Set problem: Write out the listing below again, precisely as it is given.

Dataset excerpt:

- - - - - - -

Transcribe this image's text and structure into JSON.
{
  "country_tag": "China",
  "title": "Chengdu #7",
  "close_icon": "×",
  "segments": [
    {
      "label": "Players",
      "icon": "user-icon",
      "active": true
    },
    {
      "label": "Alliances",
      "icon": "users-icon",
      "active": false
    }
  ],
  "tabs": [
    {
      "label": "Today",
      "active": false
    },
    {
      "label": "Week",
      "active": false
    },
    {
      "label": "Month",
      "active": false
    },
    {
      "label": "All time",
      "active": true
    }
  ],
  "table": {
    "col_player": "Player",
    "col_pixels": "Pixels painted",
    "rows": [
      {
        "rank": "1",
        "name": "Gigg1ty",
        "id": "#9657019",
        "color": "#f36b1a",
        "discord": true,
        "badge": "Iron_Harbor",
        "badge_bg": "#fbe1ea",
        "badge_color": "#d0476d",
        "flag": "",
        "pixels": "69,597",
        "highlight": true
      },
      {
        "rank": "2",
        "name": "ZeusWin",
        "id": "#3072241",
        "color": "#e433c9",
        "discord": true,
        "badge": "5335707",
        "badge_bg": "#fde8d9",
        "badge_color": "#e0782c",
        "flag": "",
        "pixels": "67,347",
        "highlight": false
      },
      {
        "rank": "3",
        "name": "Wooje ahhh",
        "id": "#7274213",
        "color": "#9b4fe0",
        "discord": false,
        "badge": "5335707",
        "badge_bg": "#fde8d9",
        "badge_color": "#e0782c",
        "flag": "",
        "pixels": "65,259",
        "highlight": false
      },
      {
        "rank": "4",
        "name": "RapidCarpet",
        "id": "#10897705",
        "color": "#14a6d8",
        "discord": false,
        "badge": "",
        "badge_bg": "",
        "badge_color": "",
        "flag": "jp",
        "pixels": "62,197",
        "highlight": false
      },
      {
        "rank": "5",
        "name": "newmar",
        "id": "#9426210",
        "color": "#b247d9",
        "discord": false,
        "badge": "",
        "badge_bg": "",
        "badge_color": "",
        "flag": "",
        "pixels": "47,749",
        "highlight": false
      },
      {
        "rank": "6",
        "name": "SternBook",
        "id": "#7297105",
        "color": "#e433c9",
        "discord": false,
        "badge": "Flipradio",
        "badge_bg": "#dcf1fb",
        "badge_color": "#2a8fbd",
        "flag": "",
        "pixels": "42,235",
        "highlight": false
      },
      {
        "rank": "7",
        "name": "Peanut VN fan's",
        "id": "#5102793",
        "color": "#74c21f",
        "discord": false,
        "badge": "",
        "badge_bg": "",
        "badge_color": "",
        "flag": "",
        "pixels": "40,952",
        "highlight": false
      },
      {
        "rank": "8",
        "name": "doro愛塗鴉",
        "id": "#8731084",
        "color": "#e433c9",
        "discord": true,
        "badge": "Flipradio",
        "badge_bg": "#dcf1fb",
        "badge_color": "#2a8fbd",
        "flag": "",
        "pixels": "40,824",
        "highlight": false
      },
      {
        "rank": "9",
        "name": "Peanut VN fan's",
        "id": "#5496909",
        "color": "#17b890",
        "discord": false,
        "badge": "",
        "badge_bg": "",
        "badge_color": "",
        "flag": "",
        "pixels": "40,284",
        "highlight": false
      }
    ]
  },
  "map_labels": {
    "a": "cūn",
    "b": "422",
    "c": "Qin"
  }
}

- - - - - - -

Solution for this exercise:
Transcribe this image's text and structure into JSON.
{
  "country_tag": "China",
  "title": "Chengdu #7",
  "close_icon": "×",
  "segments": [
    {
      "label": "Players",
      "icon": "user-icon",
      "active": true
    },
    {
      "label": "Alliances",
      "icon": "users-icon",
      "active": false
    }
  ],
  "tabs": [
    {
      "label": "Today",
      "active": false
    },
    {
      "label": "Week",
      "active": false
    },
    {
      "label": "Month",
      "active": false
    },
    {
      "label": "All time",
      "active": true
    }
  ],
  "table": {
    "col_player": "Player",
    "col_pixels": "Pixels painted",
    "rows": [
      {
        "rank": "1",
        "name": "Gigg1ty",
        "id": "#9657019",
        "color": "#f36b1a",
        "discord": true,
        "badge": "Iron_Harbor",
        "badge_bg": "#fbe1ea",
        "badge_color": "#d0476d",
        "flag": "",
        "pixels": "69,597",
        "highlight": true
      },
      {
        "rank": "2",
        "name": "ZeusWin",
        "id": "#3072241",
        "color": "#e433c9",
        "discord": true,
        "badge": "5335707",
        "badge_bg": "#fde8d9",
        "badge_color": "#e0782c",
        "flag": "",
        "pixels": "67,347",
        "highlight": false
      },
      {
        "rank": "3",
        "name": "Wooje ahhh",
        "id": "#7274213",
        "color": "#9b4fe0",
        "discord": false,
        "badge": "5335707",
        "badge_bg": "#fde8d9",
        "badge_color": "#e0782c",
        "flag": "",
        "pixels": "65,259",
        "highlight": false
      },
      {
        "rank": "4",
        "name": "RapidCarpet",
        "id": "#10897705",
        "color": "#14a6d8",
        "discord": false,
        "badge": "",
        "badge_bg": "",
        "badge_color": "",
        "flag": "jp",
        "pixels": "62,197",
        "highlight": false
      },
      {
        "rank": "5",
        "name": "newmar",
        "id": "#9426210",
        "color": "#b247d9",
        "discord": false,
        "badge": "",
        "badge_bg": "",
        "badge_color": "",
        "flag": "",
        "pixels": "47,749",
        "highlight": false
      },
      {
        "rank": "6",
        "name": "SternBook",
        "id": "#7297105",
        "color": "#e433c9",
        "discord": false,
        "badge": "Flipradio",
        "badge_bg": "#dcf1fb",
        "badge_color": "#2a8fbd",
        "flag": "",
        "pixels": "42,235",
        "highlight": false
      },
      {
        "rank": "7",
        "name": "Peanut VN fan's",
        "id": "#5102793",
        "color": "#74c21f",
        "discord": false,
        "badge": "",
        "badge_bg": "",
        "badge_color": "",
        "flag": "",
        "pixels": "40,952",
        "highlight": false
      },
      {
        "rank": "8",
        "name": "doro愛塗鴉",
        "id": "#8731084",
        "color": "#e433c9",
        "discord": true,
        "badge": "Flipradio",
        "badge_bg": "#dcf1fb",
        "badge_color": "#2a8fbd",
        "flag": "",
        "pixels": "40,824",
        "highlight": false
      },
      {
        "rank": "9",
        "name": "Peanut VN fan's",
        "id": "#5496909",
        "color": "#17b890",
        "discord": false,
        "badge": "",
        "badge_bg": "",
        "badge_color": "",
        "flag": "",
        "pixels": "40,284",
        "highlight": false
      }
    ]
  },
  "map_labels": {
    "a": "cūn",
    "b": "422",
    "c": "Qin"
  }
}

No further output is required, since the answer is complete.